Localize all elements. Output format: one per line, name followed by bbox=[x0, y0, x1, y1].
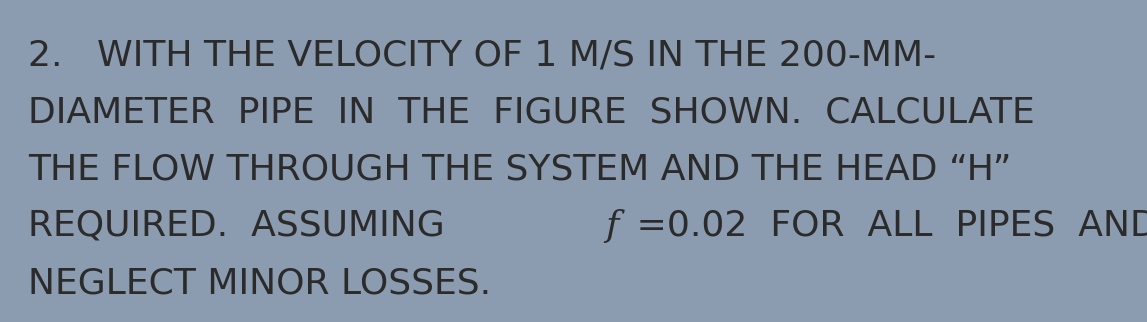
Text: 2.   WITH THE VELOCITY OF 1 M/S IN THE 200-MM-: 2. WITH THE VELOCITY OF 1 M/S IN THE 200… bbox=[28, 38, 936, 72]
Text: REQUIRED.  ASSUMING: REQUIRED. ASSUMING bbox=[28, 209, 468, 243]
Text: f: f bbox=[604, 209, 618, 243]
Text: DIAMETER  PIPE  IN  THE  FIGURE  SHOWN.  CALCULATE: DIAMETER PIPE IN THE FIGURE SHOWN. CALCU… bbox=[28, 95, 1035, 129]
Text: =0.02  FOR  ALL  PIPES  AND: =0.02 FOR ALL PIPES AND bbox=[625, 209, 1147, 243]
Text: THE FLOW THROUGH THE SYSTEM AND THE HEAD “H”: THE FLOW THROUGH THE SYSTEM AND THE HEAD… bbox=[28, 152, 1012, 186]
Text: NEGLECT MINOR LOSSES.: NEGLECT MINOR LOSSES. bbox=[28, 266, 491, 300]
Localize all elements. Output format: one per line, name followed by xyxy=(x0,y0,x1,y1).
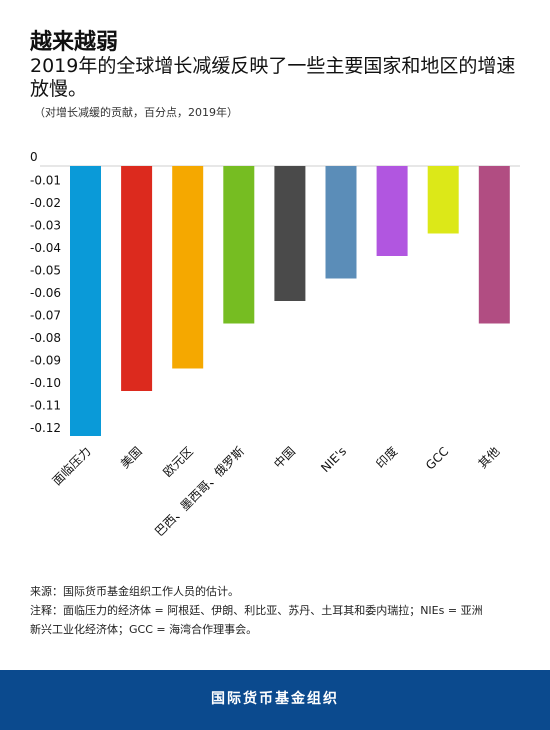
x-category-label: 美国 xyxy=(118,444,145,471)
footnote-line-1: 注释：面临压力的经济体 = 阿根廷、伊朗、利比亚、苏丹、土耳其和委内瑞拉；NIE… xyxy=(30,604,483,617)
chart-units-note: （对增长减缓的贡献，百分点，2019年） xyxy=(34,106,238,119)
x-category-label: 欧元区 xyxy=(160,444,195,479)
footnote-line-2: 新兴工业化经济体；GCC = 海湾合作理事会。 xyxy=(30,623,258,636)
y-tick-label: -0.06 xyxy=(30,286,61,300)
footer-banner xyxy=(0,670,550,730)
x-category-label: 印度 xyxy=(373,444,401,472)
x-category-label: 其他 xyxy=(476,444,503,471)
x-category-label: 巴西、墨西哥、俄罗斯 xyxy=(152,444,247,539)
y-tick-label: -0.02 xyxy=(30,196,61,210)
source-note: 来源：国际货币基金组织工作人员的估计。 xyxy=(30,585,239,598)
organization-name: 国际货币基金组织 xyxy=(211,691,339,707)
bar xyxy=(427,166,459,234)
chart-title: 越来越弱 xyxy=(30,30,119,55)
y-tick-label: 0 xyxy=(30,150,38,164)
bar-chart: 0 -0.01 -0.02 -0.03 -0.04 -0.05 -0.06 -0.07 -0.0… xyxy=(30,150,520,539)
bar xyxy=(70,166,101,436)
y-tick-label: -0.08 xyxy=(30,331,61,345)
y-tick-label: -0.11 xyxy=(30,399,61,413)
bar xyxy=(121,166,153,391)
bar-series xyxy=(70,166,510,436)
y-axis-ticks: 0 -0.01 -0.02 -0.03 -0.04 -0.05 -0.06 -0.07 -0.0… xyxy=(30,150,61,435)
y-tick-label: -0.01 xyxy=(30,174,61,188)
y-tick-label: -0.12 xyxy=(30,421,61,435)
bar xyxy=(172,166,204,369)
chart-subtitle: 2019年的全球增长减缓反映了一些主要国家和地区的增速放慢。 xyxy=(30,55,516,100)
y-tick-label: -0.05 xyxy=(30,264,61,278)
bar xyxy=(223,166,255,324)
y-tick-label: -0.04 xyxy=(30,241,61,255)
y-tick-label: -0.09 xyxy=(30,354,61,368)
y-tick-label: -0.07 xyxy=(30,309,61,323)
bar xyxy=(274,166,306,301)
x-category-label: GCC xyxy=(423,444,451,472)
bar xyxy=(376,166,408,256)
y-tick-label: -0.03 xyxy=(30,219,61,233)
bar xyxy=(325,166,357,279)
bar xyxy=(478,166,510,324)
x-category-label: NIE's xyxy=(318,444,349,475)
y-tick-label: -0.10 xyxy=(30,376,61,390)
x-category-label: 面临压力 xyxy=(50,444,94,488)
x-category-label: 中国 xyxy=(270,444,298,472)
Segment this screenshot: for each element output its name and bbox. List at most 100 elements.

━━━━━━

• Problem to work on:
Reproduce every line of the entries above verbatim, leaving out the pictures.

• Task result:
Localize all elements. Output format: one per line, name followed by bbox=[x0, y0, x1, y1].
Text: 2.   WITH THE VELOCITY OF 1 M/S IN THE 200-MM-: 2. WITH THE VELOCITY OF 1 M/S IN THE 200… bbox=[28, 38, 936, 72]
Text: REQUIRED.  ASSUMING: REQUIRED. ASSUMING bbox=[28, 209, 468, 243]
Text: f: f bbox=[604, 209, 618, 243]
Text: DIAMETER  PIPE  IN  THE  FIGURE  SHOWN.  CALCULATE: DIAMETER PIPE IN THE FIGURE SHOWN. CALCU… bbox=[28, 95, 1035, 129]
Text: =0.02  FOR  ALL  PIPES  AND: =0.02 FOR ALL PIPES AND bbox=[625, 209, 1147, 243]
Text: THE FLOW THROUGH THE SYSTEM AND THE HEAD “H”: THE FLOW THROUGH THE SYSTEM AND THE HEAD… bbox=[28, 152, 1012, 186]
Text: NEGLECT MINOR LOSSES.: NEGLECT MINOR LOSSES. bbox=[28, 266, 491, 300]
Localize all elements. Output format: one per line, name followed by xyxy=(x0,y0,x1,y1).
x-category-label: 美国 xyxy=(118,444,145,471)
footnote-line-1: 注释：面临压力的经济体 = 阿根廷、伊朗、利比亚、苏丹、土耳其和委内瑞拉；NIE… xyxy=(30,604,483,617)
chart-units-note: （对增长减缓的贡献，百分点，2019年） xyxy=(34,106,238,119)
x-category-label: 欧元区 xyxy=(160,444,195,479)
footnote-line-2: 新兴工业化经济体；GCC = 海湾合作理事会。 xyxy=(30,623,258,636)
y-tick-label: -0.06 xyxy=(30,286,61,300)
footer-banner xyxy=(0,670,550,730)
x-category-label: 印度 xyxy=(373,444,401,472)
x-category-label: 其他 xyxy=(476,444,503,471)
x-category-label: 巴西、墨西哥、俄罗斯 xyxy=(152,444,247,539)
y-tick-label: -0.02 xyxy=(30,196,61,210)
source-note: 来源：国际货币基金组织工作人员的估计。 xyxy=(30,585,239,598)
organization-name: 国际货币基金组织 xyxy=(211,691,339,707)
bar xyxy=(427,166,459,234)
chart-title: 越来越弱 xyxy=(30,30,119,55)
y-tick-label: 0 xyxy=(30,150,38,164)
bar-chart: 0 -0.01 -0.02 -0.03 -0.04 -0.05 -0.06 -0.07 -0.0… xyxy=(30,150,520,539)
bar xyxy=(70,166,101,436)
y-tick-label: -0.08 xyxy=(30,331,61,345)
y-tick-label: -0.11 xyxy=(30,399,61,413)
bar xyxy=(121,166,153,391)
bar-series xyxy=(70,166,510,436)
y-axis-ticks: 0 -0.01 -0.02 -0.03 -0.04 -0.05 -0.06 -0.07 -0.0… xyxy=(30,150,61,435)
y-tick-label: -0.01 xyxy=(30,174,61,188)
y-tick-label: -0.12 xyxy=(30,421,61,435)
bar xyxy=(172,166,204,369)
chart-subtitle: 2019年的全球增长减缓反映了一些主要国家和地区的增速放慢。 xyxy=(30,55,516,100)
y-tick-label: -0.05 xyxy=(30,264,61,278)
bar xyxy=(223,166,255,324)
y-tick-label: -0.04 xyxy=(30,241,61,255)
y-tick-label: -0.09 xyxy=(30,354,61,368)
y-tick-label: -0.07 xyxy=(30,309,61,323)
bar xyxy=(274,166,306,301)
x-category-label: GCC xyxy=(423,444,451,472)
bar xyxy=(376,166,408,256)
y-tick-label: -0.03 xyxy=(30,219,61,233)
bar xyxy=(325,166,357,279)
bar xyxy=(478,166,510,324)
x-category-label: NIE's xyxy=(318,444,349,475)
y-tick-label: -0.10 xyxy=(30,376,61,390)
x-category-label: 面临压力 xyxy=(50,444,94,488)
x-category-label: 中国 xyxy=(270,444,298,472)
Segment this screenshot: for each element output its name and bbox. List at most 100 elements.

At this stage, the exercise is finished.